• Texte fourni:
À la différence du maréchal Pétain, le général Gamelin a suscité peu d’études, alors que l’on peut estimer qu’il porte une part de responsabilité dans l’effondrement de l’armée française face au blitzkrieg, en mai 1940. Cet ouvrage est la seconde biographie que lui consacre un historien ; la première date de 1976.
Max Schiavon, Gamelin. La tragédie de l’ambition, Paris, Perrin, 2021, 521 p.
Max Schiavon a déjà dédié plusieurs études à des généraux oubliés — André Corap, Charles Huntziger, Alphonse Georges — et ses recherches alimentées à des archives militaires et à des fonds privés ont dessiné ainsi les contours d’une question fondamentale, celle de la défaite de 1940. Un détour par la biographie de Mussolini a posé la question de l’occasion manquée d’une alliance ou d’une neutralisation de l’Italie qui aurait, certes, amélioré la position de la France face à l’Allemagne. Avec la biographie du général Gamelin, il s’attaque au cœur du sujet.

• Détails de l'exercice:
Répondez aux questions suivantes à partir du texte sur le général Gamelin.
1. De quelle année date la première biographie consacrée à Gamelin par un historien ?
2. Quel éditeur a publié l'ouvrage de Max Schiavon ?
3. Quels généraux oubliés Max Schiavon a-t-il déjà étudiés ?
Les entrées n'ont aucun lien avec le texte sur le général Gamelin.

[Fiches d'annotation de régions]
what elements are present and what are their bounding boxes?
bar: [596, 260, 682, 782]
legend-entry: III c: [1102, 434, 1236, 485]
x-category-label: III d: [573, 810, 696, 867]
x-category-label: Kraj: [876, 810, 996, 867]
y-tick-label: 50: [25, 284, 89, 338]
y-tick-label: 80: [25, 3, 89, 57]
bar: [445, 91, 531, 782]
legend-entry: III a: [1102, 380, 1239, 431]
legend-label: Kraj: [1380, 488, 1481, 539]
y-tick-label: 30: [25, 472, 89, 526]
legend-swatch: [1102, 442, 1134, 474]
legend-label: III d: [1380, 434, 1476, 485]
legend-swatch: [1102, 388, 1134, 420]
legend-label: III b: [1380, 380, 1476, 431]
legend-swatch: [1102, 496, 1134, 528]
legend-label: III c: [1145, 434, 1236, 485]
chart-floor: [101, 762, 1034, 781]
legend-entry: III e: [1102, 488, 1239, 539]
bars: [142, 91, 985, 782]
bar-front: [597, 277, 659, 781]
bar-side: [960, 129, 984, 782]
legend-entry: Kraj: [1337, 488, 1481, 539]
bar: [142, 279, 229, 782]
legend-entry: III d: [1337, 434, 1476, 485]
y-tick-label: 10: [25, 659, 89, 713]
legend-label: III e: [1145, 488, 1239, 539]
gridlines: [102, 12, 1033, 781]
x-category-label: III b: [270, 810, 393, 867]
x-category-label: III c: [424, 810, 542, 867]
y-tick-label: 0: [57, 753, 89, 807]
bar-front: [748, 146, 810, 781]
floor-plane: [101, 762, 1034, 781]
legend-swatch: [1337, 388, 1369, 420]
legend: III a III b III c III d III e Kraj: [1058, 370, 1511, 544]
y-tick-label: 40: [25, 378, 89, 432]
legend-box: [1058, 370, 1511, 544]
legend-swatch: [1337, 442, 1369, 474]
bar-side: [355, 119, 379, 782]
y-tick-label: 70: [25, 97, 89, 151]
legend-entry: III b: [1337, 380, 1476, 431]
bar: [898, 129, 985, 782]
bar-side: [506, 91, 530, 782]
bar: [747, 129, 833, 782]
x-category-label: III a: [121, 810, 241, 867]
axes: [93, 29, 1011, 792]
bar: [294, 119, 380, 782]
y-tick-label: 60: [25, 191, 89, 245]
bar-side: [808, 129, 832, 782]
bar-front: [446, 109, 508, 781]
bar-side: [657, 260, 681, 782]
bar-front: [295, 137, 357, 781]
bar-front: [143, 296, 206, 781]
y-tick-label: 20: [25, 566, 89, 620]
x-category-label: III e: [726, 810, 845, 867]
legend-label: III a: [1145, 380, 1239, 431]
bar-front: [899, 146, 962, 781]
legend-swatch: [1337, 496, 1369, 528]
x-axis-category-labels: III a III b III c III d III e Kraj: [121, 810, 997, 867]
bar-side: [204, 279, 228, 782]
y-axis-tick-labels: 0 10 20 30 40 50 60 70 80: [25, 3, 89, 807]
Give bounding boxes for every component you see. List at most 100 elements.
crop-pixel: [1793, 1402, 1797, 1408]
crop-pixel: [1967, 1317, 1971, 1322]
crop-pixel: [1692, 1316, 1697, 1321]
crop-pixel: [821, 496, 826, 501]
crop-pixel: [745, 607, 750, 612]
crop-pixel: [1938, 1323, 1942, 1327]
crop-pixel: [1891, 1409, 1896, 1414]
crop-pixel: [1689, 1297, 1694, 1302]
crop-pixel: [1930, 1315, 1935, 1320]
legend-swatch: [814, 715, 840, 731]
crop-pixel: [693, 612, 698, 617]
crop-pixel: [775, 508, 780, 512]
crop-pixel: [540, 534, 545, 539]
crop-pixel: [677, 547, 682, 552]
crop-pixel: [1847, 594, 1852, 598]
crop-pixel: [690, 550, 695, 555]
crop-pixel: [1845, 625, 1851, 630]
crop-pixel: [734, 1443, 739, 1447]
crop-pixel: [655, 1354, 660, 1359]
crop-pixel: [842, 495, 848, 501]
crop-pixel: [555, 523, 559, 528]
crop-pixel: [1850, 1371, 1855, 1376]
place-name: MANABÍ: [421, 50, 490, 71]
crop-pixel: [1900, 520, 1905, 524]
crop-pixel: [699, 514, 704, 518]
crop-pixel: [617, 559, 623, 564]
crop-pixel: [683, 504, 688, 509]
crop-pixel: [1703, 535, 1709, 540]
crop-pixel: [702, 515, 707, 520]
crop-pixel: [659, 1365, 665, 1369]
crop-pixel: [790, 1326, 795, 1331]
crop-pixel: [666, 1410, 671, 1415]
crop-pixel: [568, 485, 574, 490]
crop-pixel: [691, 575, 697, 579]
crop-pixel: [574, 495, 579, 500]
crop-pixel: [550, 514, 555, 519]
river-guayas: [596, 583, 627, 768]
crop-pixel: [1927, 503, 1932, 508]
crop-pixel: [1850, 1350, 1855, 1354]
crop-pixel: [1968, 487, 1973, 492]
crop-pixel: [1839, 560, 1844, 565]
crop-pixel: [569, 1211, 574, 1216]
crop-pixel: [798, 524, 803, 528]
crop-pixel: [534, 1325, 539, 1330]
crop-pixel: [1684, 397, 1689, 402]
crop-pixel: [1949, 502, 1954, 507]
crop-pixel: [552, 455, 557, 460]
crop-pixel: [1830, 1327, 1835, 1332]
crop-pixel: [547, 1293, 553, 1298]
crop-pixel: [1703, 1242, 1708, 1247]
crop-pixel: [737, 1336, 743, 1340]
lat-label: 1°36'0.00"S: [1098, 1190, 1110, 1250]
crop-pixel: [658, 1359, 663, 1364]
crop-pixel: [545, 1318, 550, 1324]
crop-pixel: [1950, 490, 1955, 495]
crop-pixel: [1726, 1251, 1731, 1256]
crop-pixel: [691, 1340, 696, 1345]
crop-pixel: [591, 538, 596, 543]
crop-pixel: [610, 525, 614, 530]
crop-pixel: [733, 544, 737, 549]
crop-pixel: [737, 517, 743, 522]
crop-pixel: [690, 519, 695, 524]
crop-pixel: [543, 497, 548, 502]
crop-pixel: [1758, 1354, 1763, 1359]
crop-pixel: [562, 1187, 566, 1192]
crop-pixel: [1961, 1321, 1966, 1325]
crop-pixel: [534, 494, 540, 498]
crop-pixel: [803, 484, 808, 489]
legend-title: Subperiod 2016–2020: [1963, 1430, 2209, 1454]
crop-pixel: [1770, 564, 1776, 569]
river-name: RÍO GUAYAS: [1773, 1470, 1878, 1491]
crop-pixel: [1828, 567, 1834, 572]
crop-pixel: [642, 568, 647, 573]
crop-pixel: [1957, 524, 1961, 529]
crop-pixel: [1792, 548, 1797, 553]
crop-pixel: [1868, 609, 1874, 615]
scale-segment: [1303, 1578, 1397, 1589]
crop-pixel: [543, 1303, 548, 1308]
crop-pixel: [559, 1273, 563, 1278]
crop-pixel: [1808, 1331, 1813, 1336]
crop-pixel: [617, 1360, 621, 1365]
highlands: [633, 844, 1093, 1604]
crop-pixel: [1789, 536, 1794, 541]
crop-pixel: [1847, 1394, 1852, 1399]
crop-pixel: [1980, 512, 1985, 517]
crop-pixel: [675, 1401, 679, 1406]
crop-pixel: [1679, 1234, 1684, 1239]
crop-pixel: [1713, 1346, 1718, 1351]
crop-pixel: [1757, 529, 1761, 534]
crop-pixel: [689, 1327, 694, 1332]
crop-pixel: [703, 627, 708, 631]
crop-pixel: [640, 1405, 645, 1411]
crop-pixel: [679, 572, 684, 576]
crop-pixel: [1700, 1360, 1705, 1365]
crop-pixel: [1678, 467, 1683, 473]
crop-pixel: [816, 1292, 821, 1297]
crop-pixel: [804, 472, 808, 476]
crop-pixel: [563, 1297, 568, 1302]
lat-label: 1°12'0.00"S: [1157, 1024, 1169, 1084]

• Tâche réalisée:
1. La première biographie consacrée à Gamelin par un historien date de 1976.
2. L'ouvrage de Max Schiavon a été publié par Perrin.
3. Max Schiavon a déjà étudié André Corap, Charles Huntziger et Alphonse Georges.